● Goal
Lay out all of the rows below as a Markdown table with two columns, Number and Line, giving each row its number and its full line and leaving out blank lines.
+ + +
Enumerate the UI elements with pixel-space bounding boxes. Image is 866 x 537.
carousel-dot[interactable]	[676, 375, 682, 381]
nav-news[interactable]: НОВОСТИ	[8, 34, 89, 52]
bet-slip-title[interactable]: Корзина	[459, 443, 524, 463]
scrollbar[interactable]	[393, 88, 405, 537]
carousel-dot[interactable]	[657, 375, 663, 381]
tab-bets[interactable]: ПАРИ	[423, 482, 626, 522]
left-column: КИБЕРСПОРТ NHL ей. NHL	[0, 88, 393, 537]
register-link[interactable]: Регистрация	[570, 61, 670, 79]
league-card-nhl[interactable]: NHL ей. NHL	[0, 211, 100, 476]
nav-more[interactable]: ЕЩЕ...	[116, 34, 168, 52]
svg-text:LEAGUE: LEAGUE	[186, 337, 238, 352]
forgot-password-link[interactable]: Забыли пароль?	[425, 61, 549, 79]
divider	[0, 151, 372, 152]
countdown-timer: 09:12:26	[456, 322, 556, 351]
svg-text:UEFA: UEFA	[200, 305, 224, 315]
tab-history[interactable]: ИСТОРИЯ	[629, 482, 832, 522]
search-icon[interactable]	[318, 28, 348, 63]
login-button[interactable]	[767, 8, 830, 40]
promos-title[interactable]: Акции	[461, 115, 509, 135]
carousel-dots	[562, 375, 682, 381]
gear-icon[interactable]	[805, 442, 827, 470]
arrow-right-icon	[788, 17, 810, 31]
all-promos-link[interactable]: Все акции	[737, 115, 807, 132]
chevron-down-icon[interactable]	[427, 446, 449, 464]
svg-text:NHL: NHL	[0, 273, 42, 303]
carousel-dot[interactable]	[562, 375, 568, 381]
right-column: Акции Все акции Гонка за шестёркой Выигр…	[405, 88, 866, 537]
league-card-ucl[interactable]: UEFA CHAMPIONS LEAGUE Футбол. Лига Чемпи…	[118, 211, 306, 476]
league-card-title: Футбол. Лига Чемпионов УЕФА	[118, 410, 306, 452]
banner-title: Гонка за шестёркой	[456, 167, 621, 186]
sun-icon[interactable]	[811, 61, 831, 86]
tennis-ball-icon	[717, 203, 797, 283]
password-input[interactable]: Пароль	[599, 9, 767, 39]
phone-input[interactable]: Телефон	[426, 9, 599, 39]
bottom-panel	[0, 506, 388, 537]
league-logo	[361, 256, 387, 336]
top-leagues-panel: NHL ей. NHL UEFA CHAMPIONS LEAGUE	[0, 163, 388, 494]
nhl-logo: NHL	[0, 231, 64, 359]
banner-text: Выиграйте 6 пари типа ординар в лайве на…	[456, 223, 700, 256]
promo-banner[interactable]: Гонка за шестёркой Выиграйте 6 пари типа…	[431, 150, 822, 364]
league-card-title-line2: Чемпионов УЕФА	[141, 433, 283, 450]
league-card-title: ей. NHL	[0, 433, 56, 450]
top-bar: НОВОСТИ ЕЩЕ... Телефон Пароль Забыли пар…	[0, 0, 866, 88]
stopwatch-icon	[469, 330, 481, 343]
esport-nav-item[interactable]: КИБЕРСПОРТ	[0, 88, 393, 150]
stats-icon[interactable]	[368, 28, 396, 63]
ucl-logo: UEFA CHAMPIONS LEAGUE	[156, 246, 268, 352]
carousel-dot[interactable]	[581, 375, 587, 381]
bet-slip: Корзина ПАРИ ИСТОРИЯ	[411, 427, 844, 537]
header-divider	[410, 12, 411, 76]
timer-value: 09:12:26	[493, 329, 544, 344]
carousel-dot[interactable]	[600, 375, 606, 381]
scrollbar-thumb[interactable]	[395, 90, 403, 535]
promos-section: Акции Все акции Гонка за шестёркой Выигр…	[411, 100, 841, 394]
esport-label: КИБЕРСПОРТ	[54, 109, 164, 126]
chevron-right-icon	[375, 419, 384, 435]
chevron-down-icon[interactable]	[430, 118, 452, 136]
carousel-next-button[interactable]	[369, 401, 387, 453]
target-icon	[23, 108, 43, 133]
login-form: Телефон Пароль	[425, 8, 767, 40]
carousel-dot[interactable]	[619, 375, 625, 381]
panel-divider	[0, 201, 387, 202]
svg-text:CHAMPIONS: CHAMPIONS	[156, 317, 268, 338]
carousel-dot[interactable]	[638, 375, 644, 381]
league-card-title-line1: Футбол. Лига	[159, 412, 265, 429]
+ + +
● Response for this exercise
| Number | Line |
|---|---|
| 1 | Enumerate the UI elements with pixel-space bounding boxes. Image is 866 x 537. |
| 2 | carousel-dot[interactable]	[676, 375, 682, 381] |
| 3 | nav-news[interactable]: НОВОСТИ	[8, 34, 89, 52] |
| 4 | bet-slip-title[interactable]: Корзина	[459, 443, 524, 463] |
| 5 | scrollbar[interactable]	[393, 88, 405, 537] |
| 6 | carousel-dot[interactable]	[657, 375, 663, 381] |
| 7 | tab-bets[interactable]: ПАРИ	[423, 482, 626, 522] |
| 8 | left-column: КИБЕРСПОРТ NHL ей. NHL	[0, 88, 393, 537] |
| 9 | register-link[interactable]: Регистрация	[570, 61, 670, 79] |
| 10 | league-card-nhl[interactable]: NHL ей. NHL	[0, 211, 100, 476] |
| 11 | nav-more[interactable]: ЕЩЕ...	[116, 34, 168, 52] |
| 12 | svg-text:LEAGUE: LEAGUE	[186, 337, 238, 352] |
| 13 | forgot-password-link[interactable]: Забыли пароль?	[425, 61, 549, 79] |
| 14 | divider	[0, 151, 372, 152] |
| 15 | countdown-timer: 09:12:26	[456, 322, 556, 351] |
| 16 | svg-text:UEFA: UEFA	[200, 305, 224, 315] |
| 17 | tab-history[interactable]: ИСТОРИЯ	[629, 482, 832, 522] |
| 18 | search-icon[interactable]	[318, 28, 348, 63] |
| 19 | login-button[interactable]	[767, 8, 830, 40] |
| 20 | promos-title[interactable]: Акции	[461, 115, 509, 135] |
| 21 | carousel-dots	[562, 375, 682, 381] |
| 22 | gear-icon[interactable]	[805, 442, 827, 470] |
| 23 | arrow-right-icon	[788, 17, 810, 31] |
| 24 | all-promos-link[interactable]: Все акции	[737, 115, 807, 132] |
| 25 | chevron-down-icon[interactable]	[427, 446, 449, 464] |
| 26 | svg-text:NHL: NHL	[0, 273, 42, 303] |
| 27 | carousel-dot[interactable]	[562, 375, 568, 381] |
| 28 | right-column: Акции Все акции Гонка за шестёркой Выигр…	[405, 88, 866, 537] |
| 29 | league-card-ucl[interactable]: UEFA CHAMPIONS LEAGUE Футбол. Лига Чемпи…	[118, 211, 306, 476] |
| 30 | league-card-title: Футбол. Лига Чемпионов УЕФА	[118, 410, 306, 452] |
| 31 | banner-title: Гонка за шестёркой	[456, 167, 621, 186] |
| 32 | sun-icon[interactable]	[811, 61, 831, 86] |
| 33 | tennis-ball-icon	[717, 203, 797, 283] |
| 34 | password-input[interactable]: Пароль	[599, 9, 767, 39] |
| 35 | phone-input[interactable]: Телефон	[426, 9, 599, 39] |
| 36 | bottom-panel	[0, 506, 388, 537] |
| 37 | league-logo	[361, 256, 387, 336] |
| 38 | top-leagues-panel: NHL ей. NHL UEFA CHAMPIONS LEAGUE	[0, 163, 388, 494] |
| 39 | nhl-logo: NHL	[0, 231, 64, 359] |
| 40 | banner-text: Выиграйте 6 пари типа ординар в лайве на…	[456, 223, 700, 256] |
| 41 | promo-banner[interactable]: Гонка за шестёркой Выиграйте 6 пари типа…	[431, 150, 822, 364] |
| 42 | league-card-title-line2: Чемпионов УЕФА	[141, 433, 283, 450] |
| 43 | league-card-title: ей. NHL	[0, 433, 56, 450] |
| 44 | top-bar: НОВОСТИ ЕЩЕ... Телефон Пароль Забыли пар…	[0, 0, 866, 88] |
| 45 | stopwatch-icon	[469, 330, 481, 343] |
| 46 | esport-nav-item[interactable]: КИБЕРСПОРТ	[0, 88, 393, 150] |
| 47 | stats-icon[interactable]	[368, 28, 396, 63] |
| 48 | ucl-logo: UEFA CHAMPIONS LEAGUE	[156, 246, 268, 352] |
| 49 | carousel-dot[interactable]	[581, 375, 587, 381] |
| 50 | bet-slip: Корзина ПАРИ ИСТОРИЯ	[411, 427, 844, 537] |
| 51 | header-divider	[410, 12, 411, 76] |
| 52 | timer-value: 09:12:26	[493, 329, 544, 344] |
| 53 | carousel-dot[interactable]	[600, 375, 606, 381] |
| 54 | scrollbar-thumb[interactable]	[395, 90, 403, 535] |
| 55 | promos-section: Акции Все акции Гонка за шестёркой Выигр…	[411, 100, 841, 394] |
| 56 | esport-label: КИБЕРСПОРТ	[54, 109, 164, 126] |
| 57 | chevron-right-icon	[375, 419, 384, 435] |
| 58 | chevron-down-icon[interactable]	[430, 118, 452, 136] |
| 59 | carousel-next-button[interactable]	[369, 401, 387, 453] |
| 60 | target-icon	[23, 108, 43, 133] |
| 61 | login-form: Телефон Пароль	[425, 8, 767, 40] |
| 62 | carousel-dot[interactable]	[619, 375, 625, 381] |
| 63 | panel-divider	[0, 201, 387, 202] |
| 64 | svg-text:CHAMPIONS: CHAMPIONS	[156, 317, 268, 338] |
| 65 | carousel-dot[interactable]	[638, 375, 644, 381] |
| 66 | league-card-title-line1: Футбол. Лига	[159, 412, 265, 429] |